* What the task asks
Below are some records. Write out the lines from the one containing "Convert this screenshot" to the last line, word for word, leaving out pictures.

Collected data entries
━━━━━━

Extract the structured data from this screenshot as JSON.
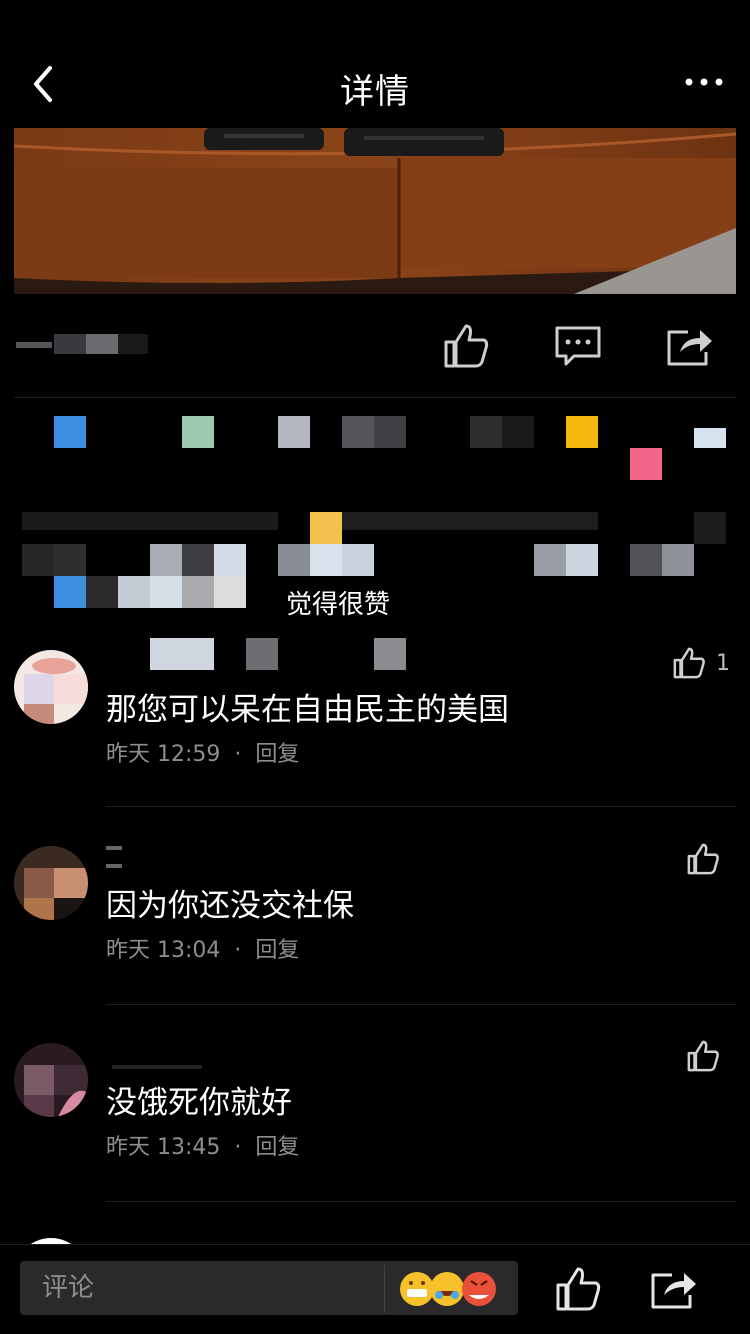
{
  "nav": {
    "title": "详情",
    "back_icon": "chevron-left-icon",
    "more_icon": "more-dots-icon"
  },
  "actions": {
    "like_icon": "thumbs-up-icon",
    "comment_icon": "comment-bubble-icon",
    "share_icon": "share-icon"
  },
  "likers": {
    "suffix": "觉得很赞"
  },
  "comments": [
    {
      "text": "那您可以呆在自由民主的美国",
      "time": "昨天 12:59",
      "separator": "·",
      "reply": "回复",
      "likes": "1"
    },
    {
      "text": "因为你还没交社保",
      "time": "昨天 13:04",
      "separator": "·",
      "reply": "回复",
      "likes": ""
    },
    {
      "text": "没饿死你就好",
      "time": "昨天 13:45",
      "separator": "·",
      "reply": "回复",
      "likes": ""
    }
  ],
  "bottom": {
    "comment_placeholder": "评论",
    "emoji_icon": "emoji-picker-icon",
    "like_icon": "thumbs-up-icon",
    "share_icon": "share-icon"
  },
  "colors": {
    "background": "#000000",
    "secondary_text": "#8e8e8e",
    "icon": "#cfcfcf"
  }
}
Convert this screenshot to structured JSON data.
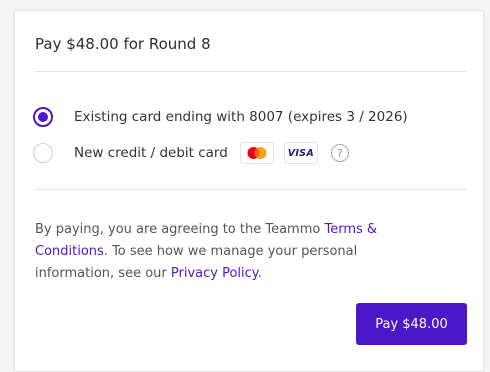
{
  "header": {
    "title": "Pay $48.00 for Round 8"
  },
  "payment_options": [
    {
      "label": "Existing card ending with 8007 (expires 3 / 2026)",
      "selected": true
    },
    {
      "label": "New credit / debit card",
      "selected": false
    }
  ],
  "card_brands": {
    "visa_label": "VISA",
    "help_symbol": "?"
  },
  "terms": {
    "text_before": "By paying, you are agreeing to the Teammo ",
    "terms_link": "Terms & Conditions",
    "text_middle": ". To see how we manage your personal information, see our ",
    "privacy_link": "Privacy Policy",
    "text_after": "."
  },
  "actions": {
    "pay_label": "Pay $48.00"
  },
  "colors": {
    "accent": "#4a17c9",
    "mastercard_red": "#eb001b",
    "mastercard_yellow": "#f79e1b",
    "visa_blue": "#1a1f71"
  }
}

━━━━━━

* Response for this exercise
Convert this screenshot to structured JSON data.
{
  "header": {
    "title": "Pay $48.00 for Round 8"
  },
  "payment_options": [
    {
      "label": "Existing card ending with 8007 (expires 3 / 2026)",
      "selected": true
    },
    {
      "label": "New credit / debit card",
      "selected": false
    }
  ],
  "card_brands": {
    "visa_label": "VISA",
    "help_symbol": "?"
  },
  "terms": {
    "text_before": "By paying, you are agreeing to the Teammo ",
    "terms_link": "Terms & Conditions",
    "text_middle": ". To see how we manage your personal information, see our ",
    "privacy_link": "Privacy Policy",
    "text_after": "."
  },
  "actions": {
    "pay_label": "Pay $48.00"
  },
  "colors": {
    "accent": "#4a17c9",
    "mastercard_red": "#eb001b",
    "mastercard_yellow": "#f79e1b",
    "visa_blue": "#1a1f71"
  }
}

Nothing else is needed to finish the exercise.